■ **Dataset rows of page text**
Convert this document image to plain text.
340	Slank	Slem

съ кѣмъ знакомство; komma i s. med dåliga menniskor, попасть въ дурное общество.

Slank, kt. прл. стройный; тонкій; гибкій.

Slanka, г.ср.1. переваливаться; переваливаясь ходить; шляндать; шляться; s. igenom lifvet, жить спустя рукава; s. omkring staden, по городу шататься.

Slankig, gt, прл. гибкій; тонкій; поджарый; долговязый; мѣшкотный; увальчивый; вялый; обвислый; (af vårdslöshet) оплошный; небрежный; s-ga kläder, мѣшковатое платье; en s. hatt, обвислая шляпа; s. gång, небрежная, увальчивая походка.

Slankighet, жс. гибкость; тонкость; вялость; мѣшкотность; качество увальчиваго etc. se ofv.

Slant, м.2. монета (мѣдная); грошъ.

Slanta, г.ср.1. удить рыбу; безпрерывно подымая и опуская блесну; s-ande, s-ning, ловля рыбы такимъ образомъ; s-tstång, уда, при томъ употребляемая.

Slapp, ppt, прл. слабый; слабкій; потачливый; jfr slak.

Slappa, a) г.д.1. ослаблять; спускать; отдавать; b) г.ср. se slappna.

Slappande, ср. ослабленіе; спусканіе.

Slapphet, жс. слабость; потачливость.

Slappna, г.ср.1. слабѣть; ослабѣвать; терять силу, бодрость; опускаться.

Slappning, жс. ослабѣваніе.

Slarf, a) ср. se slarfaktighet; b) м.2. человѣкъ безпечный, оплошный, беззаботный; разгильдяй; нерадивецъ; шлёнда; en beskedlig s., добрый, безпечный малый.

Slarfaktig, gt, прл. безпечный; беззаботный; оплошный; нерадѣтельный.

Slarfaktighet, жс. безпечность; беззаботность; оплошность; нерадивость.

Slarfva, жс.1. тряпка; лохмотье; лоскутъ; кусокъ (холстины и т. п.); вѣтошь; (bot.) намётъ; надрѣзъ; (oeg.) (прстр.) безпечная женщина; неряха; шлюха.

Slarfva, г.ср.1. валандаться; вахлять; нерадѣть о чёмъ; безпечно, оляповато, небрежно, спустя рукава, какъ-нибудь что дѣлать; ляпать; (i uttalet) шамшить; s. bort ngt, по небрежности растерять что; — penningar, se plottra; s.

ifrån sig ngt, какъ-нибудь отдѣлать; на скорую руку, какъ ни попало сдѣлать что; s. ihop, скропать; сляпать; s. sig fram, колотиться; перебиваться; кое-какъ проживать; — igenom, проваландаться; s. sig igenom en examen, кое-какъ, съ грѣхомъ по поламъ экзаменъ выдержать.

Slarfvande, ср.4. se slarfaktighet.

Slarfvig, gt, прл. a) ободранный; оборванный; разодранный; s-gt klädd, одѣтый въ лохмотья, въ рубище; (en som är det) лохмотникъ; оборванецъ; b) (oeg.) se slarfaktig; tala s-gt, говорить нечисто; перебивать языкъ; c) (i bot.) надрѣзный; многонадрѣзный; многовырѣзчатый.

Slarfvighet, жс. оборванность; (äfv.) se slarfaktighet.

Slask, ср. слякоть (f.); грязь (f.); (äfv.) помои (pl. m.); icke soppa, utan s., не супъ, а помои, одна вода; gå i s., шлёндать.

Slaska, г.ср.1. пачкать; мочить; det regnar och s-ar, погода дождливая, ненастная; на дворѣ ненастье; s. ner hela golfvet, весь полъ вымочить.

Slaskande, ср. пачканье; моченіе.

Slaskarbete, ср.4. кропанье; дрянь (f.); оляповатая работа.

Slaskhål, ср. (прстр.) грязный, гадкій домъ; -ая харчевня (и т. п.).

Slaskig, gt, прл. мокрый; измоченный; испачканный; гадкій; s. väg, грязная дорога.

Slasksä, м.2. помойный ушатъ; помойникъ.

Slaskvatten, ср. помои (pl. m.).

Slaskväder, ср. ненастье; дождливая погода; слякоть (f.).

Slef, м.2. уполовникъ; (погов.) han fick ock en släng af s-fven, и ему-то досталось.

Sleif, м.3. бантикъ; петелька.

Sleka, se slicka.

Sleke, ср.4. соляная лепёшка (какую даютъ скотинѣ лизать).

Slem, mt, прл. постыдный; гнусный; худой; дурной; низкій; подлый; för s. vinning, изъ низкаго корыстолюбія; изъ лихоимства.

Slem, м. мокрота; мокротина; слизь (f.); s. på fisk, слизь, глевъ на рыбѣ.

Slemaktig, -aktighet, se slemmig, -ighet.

■ **Exercise prompt**
Which lines of the records above contain the word "тонкій"? Report each one.

■ **Exercise response**
Slank, kt. прл. стройный; тонкій; гибкій.
Slankig, gt, прл. гибкій; тонкій; поджарый; долговязый; мѣшкотный; увальчивый; вялый; обвислый; (af vårdslöshet) оплошный; небрежный; s-ga kläder, мѣшковатое платье; en s. hatt, обвислая шляпа; s. gång, небрежная, увальчивая походка.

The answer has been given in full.